▶ [Directions for this task]
Search the material below for the word "Configuration" and copy every line in which it occurs.

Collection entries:
• • • • • • •
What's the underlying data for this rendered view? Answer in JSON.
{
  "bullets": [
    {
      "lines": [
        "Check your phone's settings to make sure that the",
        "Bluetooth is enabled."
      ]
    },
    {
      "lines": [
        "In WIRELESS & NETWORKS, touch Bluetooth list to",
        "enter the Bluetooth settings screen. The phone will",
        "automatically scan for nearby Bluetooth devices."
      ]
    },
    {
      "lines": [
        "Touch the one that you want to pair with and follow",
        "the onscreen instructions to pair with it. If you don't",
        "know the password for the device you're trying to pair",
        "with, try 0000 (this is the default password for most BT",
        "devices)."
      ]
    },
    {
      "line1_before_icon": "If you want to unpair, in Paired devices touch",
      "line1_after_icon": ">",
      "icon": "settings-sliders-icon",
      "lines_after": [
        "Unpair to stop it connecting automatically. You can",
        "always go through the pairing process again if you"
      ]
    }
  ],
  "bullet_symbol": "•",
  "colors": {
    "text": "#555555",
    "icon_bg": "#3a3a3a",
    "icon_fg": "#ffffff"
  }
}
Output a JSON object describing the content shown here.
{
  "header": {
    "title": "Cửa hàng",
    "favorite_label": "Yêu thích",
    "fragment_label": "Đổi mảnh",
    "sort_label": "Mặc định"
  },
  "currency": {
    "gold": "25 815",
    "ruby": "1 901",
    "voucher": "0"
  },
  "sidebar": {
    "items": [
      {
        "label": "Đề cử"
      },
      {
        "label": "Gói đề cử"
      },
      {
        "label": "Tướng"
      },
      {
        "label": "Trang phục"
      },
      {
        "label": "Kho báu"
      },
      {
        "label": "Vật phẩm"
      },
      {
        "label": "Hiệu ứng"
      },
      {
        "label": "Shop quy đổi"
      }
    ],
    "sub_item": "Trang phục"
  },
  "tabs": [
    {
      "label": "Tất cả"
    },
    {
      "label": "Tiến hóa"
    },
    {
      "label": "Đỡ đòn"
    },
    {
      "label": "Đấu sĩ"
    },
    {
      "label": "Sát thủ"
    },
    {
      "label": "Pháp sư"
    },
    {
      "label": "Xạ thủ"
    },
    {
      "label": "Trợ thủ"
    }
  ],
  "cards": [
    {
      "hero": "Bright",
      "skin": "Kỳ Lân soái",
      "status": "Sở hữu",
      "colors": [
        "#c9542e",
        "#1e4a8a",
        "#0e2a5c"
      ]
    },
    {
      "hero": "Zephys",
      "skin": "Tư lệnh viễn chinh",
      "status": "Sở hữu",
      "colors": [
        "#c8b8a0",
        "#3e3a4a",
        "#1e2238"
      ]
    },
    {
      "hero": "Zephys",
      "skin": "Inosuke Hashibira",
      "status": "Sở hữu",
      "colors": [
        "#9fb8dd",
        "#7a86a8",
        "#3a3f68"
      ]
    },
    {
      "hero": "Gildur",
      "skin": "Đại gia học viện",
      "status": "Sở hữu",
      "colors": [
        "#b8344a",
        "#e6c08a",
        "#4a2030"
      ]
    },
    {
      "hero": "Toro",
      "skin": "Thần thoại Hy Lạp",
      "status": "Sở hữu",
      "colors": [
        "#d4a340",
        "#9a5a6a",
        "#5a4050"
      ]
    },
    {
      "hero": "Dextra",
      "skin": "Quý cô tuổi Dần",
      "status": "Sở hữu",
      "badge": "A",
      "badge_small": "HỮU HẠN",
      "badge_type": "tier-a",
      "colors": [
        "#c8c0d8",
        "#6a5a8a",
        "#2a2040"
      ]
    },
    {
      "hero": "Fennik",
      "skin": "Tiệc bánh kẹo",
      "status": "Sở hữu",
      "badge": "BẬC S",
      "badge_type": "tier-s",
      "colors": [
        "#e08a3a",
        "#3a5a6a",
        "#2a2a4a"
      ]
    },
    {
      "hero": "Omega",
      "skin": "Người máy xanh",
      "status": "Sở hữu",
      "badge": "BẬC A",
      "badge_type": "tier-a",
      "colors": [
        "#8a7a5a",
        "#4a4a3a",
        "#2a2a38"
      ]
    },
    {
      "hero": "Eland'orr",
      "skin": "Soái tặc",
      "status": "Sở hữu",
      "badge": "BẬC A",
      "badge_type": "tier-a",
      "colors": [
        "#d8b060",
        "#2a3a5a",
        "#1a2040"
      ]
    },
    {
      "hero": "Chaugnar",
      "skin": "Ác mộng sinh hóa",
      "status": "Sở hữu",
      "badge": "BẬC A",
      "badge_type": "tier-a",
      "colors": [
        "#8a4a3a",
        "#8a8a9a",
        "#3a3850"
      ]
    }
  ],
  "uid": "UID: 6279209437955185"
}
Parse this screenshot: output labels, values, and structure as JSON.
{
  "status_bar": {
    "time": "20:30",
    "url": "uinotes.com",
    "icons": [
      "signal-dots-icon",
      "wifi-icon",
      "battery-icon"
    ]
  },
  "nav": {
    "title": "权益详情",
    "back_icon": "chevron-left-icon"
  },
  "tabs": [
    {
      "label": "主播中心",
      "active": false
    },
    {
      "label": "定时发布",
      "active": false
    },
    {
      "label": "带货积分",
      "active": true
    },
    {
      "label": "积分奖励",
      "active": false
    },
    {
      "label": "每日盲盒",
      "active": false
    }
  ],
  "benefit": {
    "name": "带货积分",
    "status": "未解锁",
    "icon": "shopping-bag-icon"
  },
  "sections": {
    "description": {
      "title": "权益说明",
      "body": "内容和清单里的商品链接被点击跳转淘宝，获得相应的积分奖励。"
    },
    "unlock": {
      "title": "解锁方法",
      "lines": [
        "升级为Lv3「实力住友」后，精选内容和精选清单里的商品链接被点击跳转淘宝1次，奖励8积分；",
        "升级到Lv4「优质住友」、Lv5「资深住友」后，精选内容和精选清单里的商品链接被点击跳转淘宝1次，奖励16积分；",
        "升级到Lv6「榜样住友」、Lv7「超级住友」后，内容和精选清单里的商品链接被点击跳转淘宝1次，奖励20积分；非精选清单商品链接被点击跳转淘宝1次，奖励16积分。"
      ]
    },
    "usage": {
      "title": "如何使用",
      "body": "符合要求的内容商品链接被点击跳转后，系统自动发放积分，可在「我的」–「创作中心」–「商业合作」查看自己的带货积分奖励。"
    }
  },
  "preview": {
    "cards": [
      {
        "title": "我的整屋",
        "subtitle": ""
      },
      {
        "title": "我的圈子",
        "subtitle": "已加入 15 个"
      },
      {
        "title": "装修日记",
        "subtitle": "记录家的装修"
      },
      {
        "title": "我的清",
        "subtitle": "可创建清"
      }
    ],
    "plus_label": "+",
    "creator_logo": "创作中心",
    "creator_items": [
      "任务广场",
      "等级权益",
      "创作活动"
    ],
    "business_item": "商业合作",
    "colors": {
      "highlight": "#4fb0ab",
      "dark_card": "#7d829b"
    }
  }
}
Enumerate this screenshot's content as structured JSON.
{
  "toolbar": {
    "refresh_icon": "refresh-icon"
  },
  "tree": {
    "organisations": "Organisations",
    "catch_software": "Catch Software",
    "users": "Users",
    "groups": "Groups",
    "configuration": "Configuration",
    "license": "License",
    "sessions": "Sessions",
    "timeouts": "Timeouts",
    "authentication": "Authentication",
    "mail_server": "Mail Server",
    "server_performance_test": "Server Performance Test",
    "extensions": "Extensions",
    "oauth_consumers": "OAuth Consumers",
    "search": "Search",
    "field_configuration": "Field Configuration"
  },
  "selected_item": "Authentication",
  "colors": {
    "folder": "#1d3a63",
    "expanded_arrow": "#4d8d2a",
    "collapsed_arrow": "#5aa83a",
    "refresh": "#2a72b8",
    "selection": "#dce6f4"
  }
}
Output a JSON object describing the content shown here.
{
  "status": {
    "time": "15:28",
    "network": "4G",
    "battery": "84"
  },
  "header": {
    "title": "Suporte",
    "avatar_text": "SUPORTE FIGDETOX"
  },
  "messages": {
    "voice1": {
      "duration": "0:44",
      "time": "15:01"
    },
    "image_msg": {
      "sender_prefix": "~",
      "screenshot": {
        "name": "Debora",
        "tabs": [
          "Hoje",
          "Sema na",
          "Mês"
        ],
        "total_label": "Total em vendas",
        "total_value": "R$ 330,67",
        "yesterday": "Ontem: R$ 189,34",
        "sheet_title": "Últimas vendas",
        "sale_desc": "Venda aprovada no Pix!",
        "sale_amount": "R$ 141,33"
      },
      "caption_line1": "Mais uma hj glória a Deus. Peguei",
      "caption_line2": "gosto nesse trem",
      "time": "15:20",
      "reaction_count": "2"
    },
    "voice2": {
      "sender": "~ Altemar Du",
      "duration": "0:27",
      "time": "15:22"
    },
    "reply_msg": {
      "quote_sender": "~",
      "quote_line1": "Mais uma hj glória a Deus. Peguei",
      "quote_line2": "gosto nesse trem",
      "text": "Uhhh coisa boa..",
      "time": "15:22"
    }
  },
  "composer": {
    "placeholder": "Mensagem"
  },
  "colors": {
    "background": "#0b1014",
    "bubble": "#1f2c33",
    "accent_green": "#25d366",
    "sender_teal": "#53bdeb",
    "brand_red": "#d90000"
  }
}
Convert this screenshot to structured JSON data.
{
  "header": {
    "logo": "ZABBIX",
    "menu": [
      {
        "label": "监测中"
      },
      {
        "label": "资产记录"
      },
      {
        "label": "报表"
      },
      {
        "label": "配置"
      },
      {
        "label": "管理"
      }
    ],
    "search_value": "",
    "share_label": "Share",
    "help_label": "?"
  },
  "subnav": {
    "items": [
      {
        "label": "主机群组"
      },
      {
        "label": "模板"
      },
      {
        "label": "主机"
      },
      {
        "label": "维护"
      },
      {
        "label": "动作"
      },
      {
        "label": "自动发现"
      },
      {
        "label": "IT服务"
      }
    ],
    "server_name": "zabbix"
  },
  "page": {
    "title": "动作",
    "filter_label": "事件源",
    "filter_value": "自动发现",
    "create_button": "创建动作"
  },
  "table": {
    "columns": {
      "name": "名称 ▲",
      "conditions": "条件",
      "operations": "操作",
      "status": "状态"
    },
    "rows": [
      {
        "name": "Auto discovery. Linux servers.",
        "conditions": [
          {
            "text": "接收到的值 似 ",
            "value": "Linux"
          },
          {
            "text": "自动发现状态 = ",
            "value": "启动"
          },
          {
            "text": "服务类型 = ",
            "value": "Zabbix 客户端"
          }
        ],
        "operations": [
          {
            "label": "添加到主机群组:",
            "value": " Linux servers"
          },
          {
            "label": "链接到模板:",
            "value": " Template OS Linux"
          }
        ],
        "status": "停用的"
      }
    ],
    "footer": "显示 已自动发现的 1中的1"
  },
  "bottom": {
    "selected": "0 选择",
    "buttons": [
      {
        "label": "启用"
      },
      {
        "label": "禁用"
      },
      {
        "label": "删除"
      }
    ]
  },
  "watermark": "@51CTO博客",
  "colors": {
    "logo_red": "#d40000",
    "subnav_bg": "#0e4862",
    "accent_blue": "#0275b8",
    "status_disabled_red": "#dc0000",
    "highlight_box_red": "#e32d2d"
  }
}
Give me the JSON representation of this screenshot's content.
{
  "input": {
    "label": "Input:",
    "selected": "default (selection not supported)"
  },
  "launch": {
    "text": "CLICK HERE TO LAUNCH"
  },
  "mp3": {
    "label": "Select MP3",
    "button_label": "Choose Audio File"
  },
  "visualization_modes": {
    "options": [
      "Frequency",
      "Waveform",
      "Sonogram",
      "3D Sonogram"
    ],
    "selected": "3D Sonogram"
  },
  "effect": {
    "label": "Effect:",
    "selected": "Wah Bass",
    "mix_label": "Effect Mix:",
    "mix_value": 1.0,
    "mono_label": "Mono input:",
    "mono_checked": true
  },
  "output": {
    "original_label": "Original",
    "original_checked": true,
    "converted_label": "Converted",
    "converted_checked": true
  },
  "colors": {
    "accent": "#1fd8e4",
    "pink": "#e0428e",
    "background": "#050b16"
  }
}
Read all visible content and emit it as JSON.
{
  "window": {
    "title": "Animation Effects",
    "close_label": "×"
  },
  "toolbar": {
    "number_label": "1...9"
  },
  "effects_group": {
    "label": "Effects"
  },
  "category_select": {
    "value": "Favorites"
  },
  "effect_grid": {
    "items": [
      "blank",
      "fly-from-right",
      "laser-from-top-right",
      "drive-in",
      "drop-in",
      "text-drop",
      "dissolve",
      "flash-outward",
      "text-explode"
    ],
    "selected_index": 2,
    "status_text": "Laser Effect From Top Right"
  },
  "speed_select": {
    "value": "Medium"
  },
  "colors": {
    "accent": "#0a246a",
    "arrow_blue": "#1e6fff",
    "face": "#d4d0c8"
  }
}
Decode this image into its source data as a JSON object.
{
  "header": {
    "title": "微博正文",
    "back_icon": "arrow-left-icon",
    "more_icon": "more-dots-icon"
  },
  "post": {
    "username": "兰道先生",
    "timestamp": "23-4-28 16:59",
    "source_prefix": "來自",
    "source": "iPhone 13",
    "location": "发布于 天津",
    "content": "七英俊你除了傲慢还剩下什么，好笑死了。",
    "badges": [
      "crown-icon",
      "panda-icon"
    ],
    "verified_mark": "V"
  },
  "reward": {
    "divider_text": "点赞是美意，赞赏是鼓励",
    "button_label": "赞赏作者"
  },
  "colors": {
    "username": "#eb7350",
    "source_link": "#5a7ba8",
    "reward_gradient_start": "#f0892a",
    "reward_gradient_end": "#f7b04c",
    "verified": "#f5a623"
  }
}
• • • • • • •
▶ [Correct output]
    "configuration": "Configuration",
    "field_configuration": "Field Configuration"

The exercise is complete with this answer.